Selected passage:

She has used the I don’t understand card enough to know that I don’t buy what she is selling, and she knows that I don’t always give in to her repetitive pleas so she has taken up a new strategy.
I have to admit, it is clever but it won’t work. She now threatens to move out, which as funny as it is watching her pack her things, I do worry about if she will be in her room every morning.
So far we have had some laughs out of her threats to move out, her reasons are quite amusing and we have hid her bags in various spots throughout the house in an attempt to get her distracted. I have had some success in convincing her to stay by telling her I will miss her but eventually something gets her upset and she starts packing once again. I have told her that it is illegal for someone her age to move out and I have tried telling her that her favourite stuffed bunny would miss her but my attempts seem to go in one ear and out the other stopping midway to reveal a smart comeback that I wish I had thought of when I was 16 threatening to move out.
The last “I’m moving out” threat had me worried more then any other because nothing I said made a difference and every time I said I missed her or tried to stump her with “how will you do/pay for/get this” questions she immediately had what seemed like a well thought out plan followed by a “well I will come visit so you don’t have to miss me”. By that point I had run out of places to hide her luggage, reasons for her to not leave and questions for her to answer.
My solution? I put on my shoes and followed her out the door! She got half way through the yard before getting annoyed with my being faster than she is before she picked up her bike, hooked the handle of her suitcase to the bike handle and tried rising off. Luckily she had to stop to open the gate and that is when I caught her by her pants. Not my proudest moment as a mom but an effective one none the less.

What you are asked to do: Write the next part of the passage about threats to move out, picking up after its final sentence. The records that follow the passage come from a separate, unrelated source.

Data lines:
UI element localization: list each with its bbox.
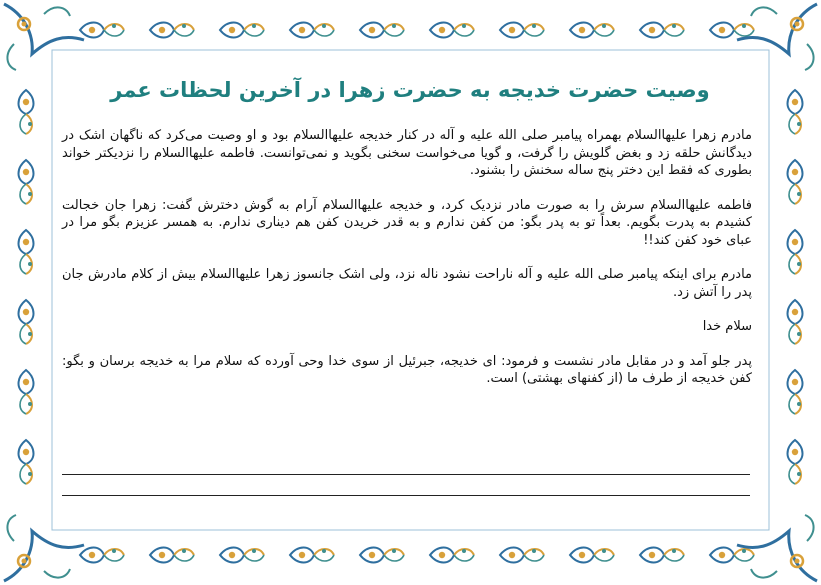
paragraph-2: فاطمه علیهاالسلام سرش را به صورت مادر نزدیک کرد، و خدیجه علیهاالسلام آرام به گوش دخترش گفت: زهرا جان خجالت کشیدم به پدرت بگویم. بعداً تو به پدر بگو: من کفن ندارم و به قدر خریدن کفن هم دیناری ندارم. به همسر عزیزم بگو مرا در عبای خود کفن کند!! [62, 197, 752, 248]
section-heading: سلام خدا [702, 319, 752, 334]
page-title: وصیت حضرت خدیجه به حضرت زهرا در آخرین لحظات عمر [110, 78, 710, 102]
paragraph-4: پدر جلو آمد و در مقابل مادر نشست و فرمود: ای خدیجه، جبرئیل از سوی خدا وحی آورده که سلام مرا به خدیجه برسان و بگو: کفن خدیجه از طرف ما (از کفنهای بهشتی) است. [62, 353, 752, 386]
paragraph-3: مادرم برای اینکه پیامبر صلی الله علیه و آله ناراحت نشود ناله نزد، ولی اشک جانسوز زهرا علیهاالسلام بیش از کلام مادرش جان پدر را آتش زد. [62, 267, 752, 300]
document-body [62, 127, 752, 405]
writing-line [62, 474, 750, 475]
writing-line [62, 495, 750, 496]
paragraph-1: مادرم زهرا علیهاالسلام بهمراه پیامبر صلی الله علیه و آله در کنار خدیجه علیهاالسلام بود و او وصیت می‌کرد که ناگهان اشک در دیدگانش حلقه زد و بغض گلویش را گرفت، و گویا می‌خواست سخنی بگوید و نمی‌توانست. فاطمه علیهاالسلام را نزدیکتر خواند بطوری که فقط این دختر پنج ساله سخنش را بشنود. [62, 128, 752, 178]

Exercise result:
I held her by the back of the pants and pleaded with her to stay, then threatened to call the police if she left then ultimately I dragged her back into the house with the neighbours watching and listening intently as she yelled at me to let her go so she can leave before it gets too dark. Her reason for leaving? I didn’t take her to the park. In my defence, she didn’t ask to go to the park so I didn’t know that is what she wanted and it took a good 3 hours of my nonstop asking why she was leaving to get it out of her.
Finally long past bedtime she gave in, said she would stay then went to bed. While she was sleeping I couldn’t help but stay awake in my bed, watching the doorway for any sign that she was awake and leaving again. Eventually sleep took over and I passed out waking to the alarm in a panic running to her room to see if she was in her bed, thankfully she was so I quietly left the room and went about my morning.
Her defiance doesn’t stop there, she has learned some choice words to call me when she is mad, she gives me the finger and likes to slap me when she doesn’t get her way. Another of her favourite things to do is stick her tongue out at me and say bla bla bla when I’m talking, among making a point to do the exact opposite of what I say and starting fights with her older brother.
Its not just me she defies either, she refuses to listen in class, she ignores her father and snickers at her baba while doing what she knows will upset everyone. I do my best to tell people not to take her actions personally but I can tell that a lot of people do take it personally. For me the worst act of defiance is her talking back and saying no when I ask her to do something but as long as she isn’t moving out I can ignore her attempts to get under my skin.
She may be 8 going on 9 but it seems like she is 8 going on 18! Let’s hope that this is just a phase.